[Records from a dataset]
══════════════════════════════

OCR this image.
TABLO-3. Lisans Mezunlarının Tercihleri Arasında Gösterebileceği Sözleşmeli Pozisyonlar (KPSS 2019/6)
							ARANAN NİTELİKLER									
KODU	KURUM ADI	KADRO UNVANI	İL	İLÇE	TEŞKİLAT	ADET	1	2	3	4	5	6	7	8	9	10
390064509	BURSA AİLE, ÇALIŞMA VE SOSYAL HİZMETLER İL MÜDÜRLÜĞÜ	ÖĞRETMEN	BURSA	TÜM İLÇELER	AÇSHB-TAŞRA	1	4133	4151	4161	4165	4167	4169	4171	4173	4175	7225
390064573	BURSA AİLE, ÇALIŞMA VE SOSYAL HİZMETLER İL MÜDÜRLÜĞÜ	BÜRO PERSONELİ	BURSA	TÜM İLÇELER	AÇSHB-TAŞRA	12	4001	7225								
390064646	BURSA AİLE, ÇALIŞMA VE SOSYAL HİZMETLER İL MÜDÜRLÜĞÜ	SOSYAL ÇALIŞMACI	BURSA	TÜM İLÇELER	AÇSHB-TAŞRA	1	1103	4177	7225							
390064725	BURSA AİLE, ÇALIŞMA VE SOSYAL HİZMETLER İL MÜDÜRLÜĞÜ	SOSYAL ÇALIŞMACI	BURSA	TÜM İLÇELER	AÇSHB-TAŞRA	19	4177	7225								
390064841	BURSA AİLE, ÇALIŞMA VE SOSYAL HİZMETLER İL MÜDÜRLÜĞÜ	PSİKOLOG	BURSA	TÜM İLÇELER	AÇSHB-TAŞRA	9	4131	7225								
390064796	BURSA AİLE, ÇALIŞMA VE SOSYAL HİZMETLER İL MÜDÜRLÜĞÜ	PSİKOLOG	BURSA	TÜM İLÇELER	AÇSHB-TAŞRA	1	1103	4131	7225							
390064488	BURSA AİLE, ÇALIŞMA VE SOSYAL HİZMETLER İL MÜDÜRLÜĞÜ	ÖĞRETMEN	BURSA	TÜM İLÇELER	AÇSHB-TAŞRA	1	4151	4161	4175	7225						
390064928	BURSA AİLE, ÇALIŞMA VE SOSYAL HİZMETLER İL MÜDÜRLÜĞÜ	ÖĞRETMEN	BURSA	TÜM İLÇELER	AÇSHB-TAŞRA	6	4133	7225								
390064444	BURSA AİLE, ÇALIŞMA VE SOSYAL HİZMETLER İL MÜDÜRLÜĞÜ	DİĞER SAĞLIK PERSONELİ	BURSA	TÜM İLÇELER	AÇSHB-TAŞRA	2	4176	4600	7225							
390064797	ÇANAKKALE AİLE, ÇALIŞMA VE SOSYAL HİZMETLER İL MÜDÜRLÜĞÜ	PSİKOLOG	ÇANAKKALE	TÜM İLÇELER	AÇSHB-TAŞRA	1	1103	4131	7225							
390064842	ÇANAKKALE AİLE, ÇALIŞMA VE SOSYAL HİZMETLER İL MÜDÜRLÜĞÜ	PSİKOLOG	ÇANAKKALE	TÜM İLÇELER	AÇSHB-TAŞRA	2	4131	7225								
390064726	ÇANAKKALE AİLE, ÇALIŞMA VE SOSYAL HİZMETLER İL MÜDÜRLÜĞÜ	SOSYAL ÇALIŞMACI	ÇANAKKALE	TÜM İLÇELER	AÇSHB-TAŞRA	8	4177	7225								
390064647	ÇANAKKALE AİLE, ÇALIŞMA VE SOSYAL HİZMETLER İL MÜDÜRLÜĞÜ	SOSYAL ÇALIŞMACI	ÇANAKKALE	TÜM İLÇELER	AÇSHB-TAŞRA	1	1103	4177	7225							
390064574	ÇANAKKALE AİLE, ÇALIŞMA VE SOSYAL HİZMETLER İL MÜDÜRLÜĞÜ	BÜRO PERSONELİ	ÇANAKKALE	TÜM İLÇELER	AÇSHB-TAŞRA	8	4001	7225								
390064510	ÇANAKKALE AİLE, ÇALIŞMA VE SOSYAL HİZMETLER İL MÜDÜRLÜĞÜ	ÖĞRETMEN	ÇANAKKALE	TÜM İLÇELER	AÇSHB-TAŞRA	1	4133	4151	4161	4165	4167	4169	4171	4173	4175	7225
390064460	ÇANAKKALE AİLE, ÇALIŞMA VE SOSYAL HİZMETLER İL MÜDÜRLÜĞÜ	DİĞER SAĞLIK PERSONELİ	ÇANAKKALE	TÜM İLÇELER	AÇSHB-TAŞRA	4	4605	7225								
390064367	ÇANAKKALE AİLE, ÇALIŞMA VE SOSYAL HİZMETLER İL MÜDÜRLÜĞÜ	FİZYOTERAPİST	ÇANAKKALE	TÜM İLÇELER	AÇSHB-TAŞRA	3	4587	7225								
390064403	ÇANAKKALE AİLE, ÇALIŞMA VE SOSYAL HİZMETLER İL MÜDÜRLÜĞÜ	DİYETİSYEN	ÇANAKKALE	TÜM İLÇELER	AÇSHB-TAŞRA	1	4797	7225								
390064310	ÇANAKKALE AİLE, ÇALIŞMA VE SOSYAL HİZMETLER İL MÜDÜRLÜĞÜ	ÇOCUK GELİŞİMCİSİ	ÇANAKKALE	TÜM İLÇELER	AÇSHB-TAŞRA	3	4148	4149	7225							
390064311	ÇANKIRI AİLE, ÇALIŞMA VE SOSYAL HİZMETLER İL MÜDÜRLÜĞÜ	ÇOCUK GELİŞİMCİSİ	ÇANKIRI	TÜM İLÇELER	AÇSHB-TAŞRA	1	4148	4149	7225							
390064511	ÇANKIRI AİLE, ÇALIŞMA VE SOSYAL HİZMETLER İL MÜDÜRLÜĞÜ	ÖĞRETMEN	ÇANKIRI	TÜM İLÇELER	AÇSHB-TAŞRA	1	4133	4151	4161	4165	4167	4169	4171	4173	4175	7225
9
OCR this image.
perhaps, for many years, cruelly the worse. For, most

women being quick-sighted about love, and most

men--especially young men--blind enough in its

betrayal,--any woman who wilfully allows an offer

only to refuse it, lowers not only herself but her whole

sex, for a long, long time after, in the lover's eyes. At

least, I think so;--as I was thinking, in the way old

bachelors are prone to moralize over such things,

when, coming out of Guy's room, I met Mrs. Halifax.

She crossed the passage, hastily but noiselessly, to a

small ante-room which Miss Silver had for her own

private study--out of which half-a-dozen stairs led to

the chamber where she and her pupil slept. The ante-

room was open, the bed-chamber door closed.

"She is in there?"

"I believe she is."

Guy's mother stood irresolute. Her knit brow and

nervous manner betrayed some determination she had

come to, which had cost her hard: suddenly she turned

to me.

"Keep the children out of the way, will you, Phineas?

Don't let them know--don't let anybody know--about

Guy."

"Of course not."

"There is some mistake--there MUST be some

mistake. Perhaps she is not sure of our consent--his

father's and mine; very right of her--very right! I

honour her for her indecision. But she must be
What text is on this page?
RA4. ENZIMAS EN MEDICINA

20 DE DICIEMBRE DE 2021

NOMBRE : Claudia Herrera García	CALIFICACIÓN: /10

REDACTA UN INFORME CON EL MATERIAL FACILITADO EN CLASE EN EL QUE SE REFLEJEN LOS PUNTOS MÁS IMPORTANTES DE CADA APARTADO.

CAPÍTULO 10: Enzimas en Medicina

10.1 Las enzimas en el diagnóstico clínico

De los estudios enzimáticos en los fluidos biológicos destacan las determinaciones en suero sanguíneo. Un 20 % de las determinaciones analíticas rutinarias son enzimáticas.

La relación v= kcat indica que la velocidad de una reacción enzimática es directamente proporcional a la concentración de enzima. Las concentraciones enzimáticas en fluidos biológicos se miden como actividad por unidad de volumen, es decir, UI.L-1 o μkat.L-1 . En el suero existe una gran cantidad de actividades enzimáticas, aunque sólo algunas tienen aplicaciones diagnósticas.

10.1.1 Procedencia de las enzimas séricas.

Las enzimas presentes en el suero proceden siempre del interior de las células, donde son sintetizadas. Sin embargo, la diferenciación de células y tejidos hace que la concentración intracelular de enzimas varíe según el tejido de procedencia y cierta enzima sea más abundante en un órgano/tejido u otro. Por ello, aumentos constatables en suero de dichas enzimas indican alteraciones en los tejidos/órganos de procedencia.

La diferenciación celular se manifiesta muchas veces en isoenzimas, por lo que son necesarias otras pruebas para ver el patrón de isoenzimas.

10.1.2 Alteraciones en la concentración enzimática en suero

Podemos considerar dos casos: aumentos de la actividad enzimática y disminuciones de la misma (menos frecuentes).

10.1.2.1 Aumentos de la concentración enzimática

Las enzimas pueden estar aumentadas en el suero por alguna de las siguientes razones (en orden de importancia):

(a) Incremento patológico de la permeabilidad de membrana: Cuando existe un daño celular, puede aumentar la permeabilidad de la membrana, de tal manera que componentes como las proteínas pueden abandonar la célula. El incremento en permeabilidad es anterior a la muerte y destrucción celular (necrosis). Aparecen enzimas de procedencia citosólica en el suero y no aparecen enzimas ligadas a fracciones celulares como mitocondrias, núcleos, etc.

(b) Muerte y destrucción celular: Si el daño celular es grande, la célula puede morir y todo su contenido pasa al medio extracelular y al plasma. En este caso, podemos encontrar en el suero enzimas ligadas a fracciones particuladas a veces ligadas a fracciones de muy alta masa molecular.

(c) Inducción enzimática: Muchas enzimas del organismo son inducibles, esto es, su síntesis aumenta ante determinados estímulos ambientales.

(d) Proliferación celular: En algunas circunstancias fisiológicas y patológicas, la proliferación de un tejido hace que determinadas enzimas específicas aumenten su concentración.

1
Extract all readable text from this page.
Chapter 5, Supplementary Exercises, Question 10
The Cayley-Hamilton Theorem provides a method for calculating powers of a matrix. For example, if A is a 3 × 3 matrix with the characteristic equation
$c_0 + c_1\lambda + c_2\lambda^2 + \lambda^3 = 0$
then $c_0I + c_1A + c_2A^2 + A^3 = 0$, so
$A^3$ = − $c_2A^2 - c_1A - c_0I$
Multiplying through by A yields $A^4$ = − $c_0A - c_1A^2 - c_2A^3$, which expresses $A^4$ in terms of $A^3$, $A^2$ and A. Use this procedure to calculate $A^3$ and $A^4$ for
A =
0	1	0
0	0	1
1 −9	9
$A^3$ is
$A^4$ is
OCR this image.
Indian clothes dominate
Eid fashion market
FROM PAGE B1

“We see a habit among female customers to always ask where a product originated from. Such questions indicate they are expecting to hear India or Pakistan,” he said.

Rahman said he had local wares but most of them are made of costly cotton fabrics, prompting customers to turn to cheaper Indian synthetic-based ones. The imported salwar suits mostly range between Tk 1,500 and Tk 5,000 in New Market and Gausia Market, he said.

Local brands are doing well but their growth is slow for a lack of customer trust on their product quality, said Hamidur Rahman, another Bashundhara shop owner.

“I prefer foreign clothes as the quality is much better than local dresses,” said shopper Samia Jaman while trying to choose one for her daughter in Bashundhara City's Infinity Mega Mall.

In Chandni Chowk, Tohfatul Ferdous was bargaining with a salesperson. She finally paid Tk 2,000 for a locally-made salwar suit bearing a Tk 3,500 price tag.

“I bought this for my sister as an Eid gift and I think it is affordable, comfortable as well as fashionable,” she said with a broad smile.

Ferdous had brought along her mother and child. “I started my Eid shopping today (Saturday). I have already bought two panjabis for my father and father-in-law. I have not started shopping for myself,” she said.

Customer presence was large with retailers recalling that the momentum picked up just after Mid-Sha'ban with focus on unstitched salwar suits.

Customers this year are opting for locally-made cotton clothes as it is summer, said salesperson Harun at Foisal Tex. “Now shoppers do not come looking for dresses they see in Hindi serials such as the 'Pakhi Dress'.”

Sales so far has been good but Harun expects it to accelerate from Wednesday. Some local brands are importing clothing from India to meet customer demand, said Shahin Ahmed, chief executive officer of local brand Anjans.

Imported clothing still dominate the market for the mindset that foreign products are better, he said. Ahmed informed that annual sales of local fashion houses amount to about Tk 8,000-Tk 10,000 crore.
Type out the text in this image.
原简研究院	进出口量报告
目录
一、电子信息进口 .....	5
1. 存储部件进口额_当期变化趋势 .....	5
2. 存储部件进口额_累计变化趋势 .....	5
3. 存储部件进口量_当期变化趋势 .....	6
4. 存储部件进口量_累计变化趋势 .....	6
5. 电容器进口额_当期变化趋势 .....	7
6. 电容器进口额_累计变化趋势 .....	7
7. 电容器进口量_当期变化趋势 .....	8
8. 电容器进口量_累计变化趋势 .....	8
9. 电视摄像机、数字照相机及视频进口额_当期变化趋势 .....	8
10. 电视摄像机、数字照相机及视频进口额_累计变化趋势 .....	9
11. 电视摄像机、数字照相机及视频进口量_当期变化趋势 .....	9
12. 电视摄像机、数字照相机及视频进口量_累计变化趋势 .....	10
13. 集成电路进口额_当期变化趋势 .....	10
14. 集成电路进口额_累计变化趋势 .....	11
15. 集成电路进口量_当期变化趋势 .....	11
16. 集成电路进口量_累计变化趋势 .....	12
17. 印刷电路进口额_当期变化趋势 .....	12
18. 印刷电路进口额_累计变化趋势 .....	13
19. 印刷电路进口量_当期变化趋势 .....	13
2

══════════════════════════════

Lines of the material that contain the word "come" are to be gathered.

come to, which had cost her hard: suddenly she turned
Customers this year are opting for locally-made cotton clothes as it is summer, said salesperson Harun at Foisal Tex. “Now shoppers do not come looking for dresses they see in Hindi serials such as the 'Pakhi Dress'.”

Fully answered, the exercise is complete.